— begin MATERIAL FOR THIS TASK —
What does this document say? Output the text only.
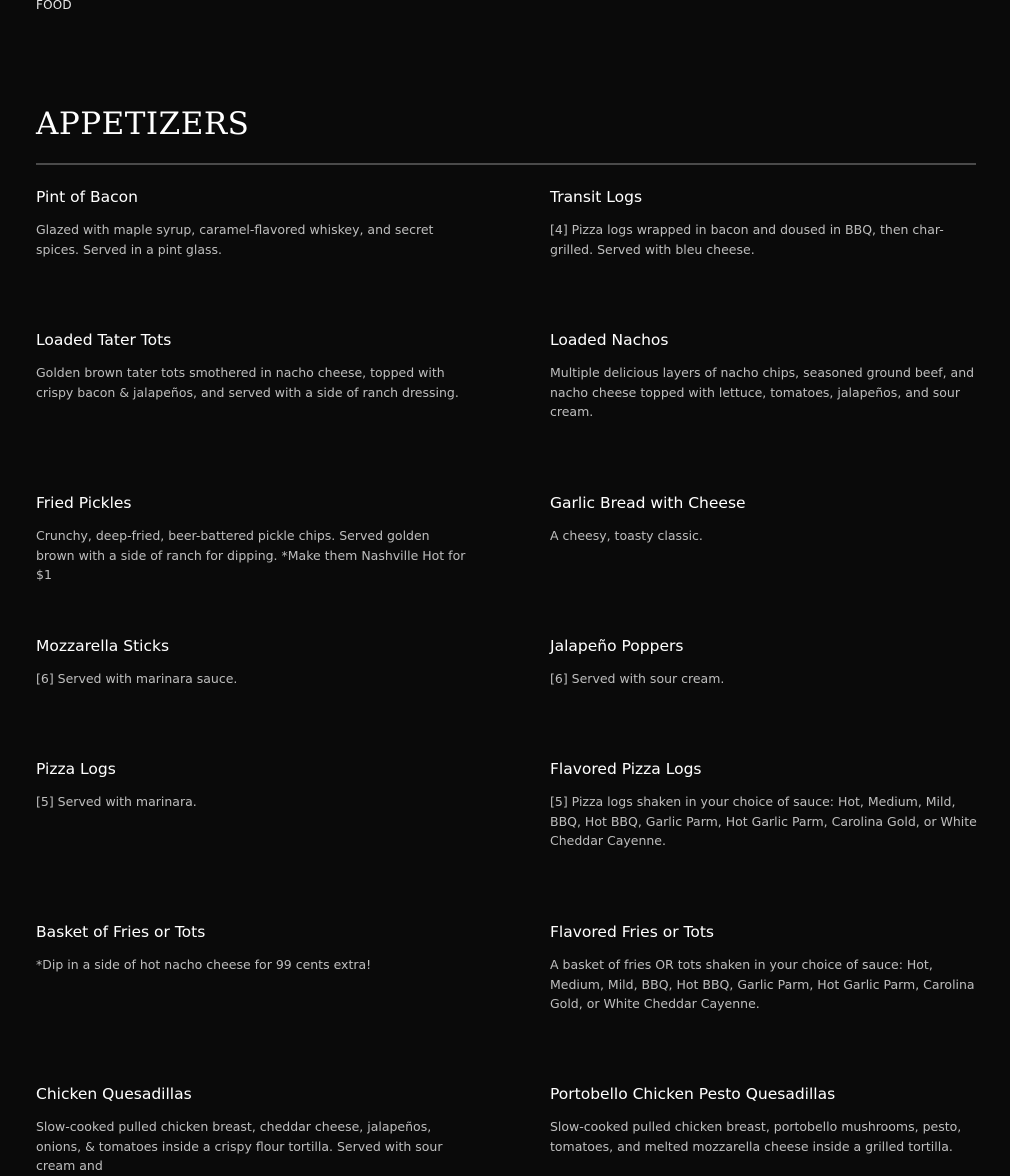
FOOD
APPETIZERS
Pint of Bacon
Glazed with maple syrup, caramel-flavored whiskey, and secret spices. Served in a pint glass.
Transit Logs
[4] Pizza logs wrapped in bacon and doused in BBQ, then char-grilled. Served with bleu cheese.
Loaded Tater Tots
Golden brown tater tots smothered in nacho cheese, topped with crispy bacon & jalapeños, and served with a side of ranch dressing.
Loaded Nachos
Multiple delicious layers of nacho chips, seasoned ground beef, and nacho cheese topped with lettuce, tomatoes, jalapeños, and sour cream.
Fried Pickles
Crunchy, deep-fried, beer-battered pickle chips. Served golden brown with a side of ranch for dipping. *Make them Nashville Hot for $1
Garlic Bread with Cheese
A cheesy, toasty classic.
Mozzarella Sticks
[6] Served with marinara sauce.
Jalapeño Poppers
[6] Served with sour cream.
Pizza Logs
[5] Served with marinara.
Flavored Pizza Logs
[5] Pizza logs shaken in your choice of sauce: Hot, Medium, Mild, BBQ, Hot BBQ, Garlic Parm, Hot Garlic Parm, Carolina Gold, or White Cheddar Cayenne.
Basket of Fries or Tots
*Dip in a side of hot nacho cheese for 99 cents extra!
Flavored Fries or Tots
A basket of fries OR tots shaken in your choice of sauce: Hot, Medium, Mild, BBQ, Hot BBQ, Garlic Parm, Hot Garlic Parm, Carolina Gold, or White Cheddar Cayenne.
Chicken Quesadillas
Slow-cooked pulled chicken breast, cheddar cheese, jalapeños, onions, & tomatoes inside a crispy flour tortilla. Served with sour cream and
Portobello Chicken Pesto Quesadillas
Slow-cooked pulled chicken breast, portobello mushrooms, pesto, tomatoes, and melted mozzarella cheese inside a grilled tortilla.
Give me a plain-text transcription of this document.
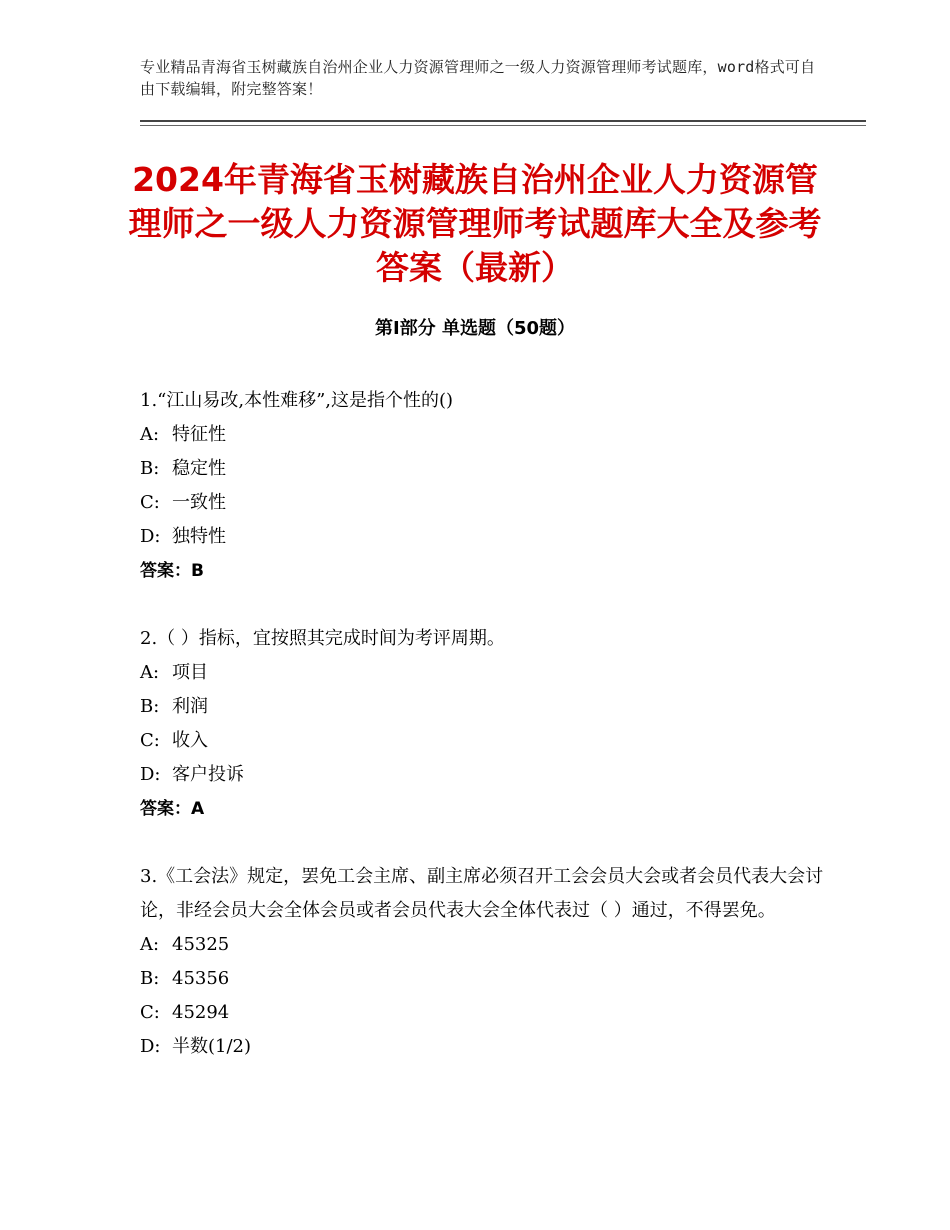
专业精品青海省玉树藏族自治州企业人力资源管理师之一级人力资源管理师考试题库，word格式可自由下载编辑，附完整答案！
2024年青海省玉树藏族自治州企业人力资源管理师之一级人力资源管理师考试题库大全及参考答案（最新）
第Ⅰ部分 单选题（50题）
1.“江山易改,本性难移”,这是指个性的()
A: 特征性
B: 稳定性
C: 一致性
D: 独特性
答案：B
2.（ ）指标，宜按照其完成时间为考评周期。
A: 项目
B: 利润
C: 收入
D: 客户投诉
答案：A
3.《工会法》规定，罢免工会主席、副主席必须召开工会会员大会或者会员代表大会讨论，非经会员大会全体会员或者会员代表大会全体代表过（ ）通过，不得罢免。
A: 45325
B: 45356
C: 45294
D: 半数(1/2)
— end MATERIAL FOR THIS TASK —
● JOB: Report each line in the preceding entries that holds the string "topped".

● OUTPUT OF THE EXERCISE:
Golden brown tater tots smothered in nacho cheese, topped with crispy bacon & jalapeños, and served with a side of ranch dressing.
Multiple delicious layers of nacho chips, seasoned ground beef, and nacho cheese topped with lettuce, tomatoes, jalapeños, and sour cream.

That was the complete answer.